PROBLEM REQUIREMENTS:
Note each line where "JSON" appears, and copy it.

RECORDS FOR THE TASK:
= = = =

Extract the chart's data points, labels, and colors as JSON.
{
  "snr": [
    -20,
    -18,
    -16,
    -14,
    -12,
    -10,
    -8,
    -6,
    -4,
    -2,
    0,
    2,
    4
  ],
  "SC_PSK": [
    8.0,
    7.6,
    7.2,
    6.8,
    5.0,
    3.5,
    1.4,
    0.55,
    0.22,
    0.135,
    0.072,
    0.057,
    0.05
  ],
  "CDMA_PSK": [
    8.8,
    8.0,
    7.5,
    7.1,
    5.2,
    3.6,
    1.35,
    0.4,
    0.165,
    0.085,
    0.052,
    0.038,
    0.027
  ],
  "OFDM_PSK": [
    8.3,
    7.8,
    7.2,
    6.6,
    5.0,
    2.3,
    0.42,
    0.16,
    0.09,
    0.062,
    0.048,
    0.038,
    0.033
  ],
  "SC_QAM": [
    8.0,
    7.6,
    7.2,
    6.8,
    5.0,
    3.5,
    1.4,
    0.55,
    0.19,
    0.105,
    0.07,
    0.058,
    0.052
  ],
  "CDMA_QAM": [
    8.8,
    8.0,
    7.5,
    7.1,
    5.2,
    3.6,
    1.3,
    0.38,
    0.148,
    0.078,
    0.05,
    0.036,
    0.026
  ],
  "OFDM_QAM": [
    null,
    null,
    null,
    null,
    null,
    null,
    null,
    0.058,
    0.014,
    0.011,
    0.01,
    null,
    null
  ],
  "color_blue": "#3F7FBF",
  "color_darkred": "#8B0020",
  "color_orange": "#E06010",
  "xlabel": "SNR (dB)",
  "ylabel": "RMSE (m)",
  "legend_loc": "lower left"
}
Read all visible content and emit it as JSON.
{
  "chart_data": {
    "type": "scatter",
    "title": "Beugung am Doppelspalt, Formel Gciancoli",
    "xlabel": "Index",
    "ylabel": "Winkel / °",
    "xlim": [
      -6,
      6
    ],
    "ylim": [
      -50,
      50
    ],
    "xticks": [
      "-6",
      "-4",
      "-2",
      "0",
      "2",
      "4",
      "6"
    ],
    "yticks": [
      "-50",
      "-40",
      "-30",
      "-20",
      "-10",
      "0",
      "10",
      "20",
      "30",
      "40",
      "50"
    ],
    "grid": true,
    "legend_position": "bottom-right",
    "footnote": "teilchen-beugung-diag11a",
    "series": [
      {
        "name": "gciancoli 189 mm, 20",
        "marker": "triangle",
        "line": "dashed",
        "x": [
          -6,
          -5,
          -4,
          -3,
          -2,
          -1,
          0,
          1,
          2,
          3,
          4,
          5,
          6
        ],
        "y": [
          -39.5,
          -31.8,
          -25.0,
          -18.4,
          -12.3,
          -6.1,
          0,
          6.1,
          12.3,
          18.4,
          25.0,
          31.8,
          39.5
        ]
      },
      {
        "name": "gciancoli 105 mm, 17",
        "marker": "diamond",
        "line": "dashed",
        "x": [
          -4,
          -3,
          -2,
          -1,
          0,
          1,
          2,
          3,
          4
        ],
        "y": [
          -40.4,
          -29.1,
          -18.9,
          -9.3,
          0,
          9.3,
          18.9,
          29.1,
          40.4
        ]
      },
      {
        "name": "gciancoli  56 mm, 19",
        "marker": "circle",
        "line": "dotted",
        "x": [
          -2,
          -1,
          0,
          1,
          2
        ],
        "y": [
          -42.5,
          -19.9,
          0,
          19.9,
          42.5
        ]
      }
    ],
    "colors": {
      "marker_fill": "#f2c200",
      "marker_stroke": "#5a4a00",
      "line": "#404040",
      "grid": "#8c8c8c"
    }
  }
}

= = = =

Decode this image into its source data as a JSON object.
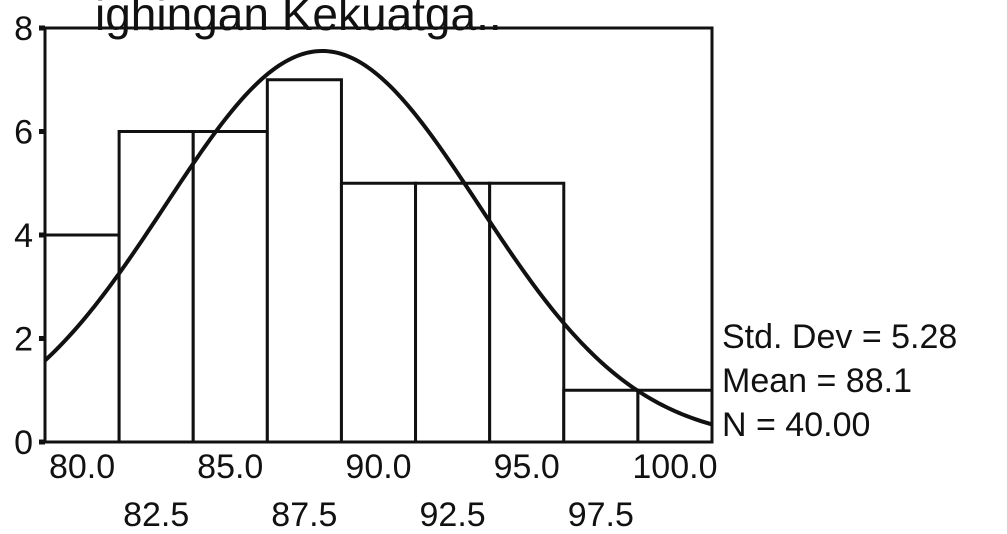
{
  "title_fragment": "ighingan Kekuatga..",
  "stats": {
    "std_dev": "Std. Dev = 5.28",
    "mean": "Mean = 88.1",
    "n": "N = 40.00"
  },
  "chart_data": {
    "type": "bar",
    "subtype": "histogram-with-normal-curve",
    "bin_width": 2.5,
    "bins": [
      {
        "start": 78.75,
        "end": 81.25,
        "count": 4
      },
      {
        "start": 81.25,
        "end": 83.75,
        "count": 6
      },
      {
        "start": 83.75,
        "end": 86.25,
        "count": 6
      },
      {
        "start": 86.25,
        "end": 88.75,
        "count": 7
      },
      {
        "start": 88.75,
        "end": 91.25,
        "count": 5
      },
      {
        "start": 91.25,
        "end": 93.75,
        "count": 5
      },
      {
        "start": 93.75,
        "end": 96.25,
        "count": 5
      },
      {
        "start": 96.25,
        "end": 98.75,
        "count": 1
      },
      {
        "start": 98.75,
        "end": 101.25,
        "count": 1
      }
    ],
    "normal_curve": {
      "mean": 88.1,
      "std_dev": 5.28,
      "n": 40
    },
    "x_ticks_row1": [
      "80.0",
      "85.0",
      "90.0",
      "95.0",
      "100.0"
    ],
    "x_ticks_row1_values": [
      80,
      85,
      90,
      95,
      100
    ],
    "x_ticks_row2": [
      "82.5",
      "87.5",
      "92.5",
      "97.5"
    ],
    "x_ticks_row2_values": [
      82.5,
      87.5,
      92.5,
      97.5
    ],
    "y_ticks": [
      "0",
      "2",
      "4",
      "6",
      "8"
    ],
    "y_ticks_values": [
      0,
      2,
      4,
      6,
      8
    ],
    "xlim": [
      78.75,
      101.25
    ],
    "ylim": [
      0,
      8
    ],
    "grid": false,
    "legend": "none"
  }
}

= = = =

REPLY:
Extract the chart's data points, labels, and colors as JSON.
Read all visible content and emit it as JSON.
Decode this image into its source data as a JSON object.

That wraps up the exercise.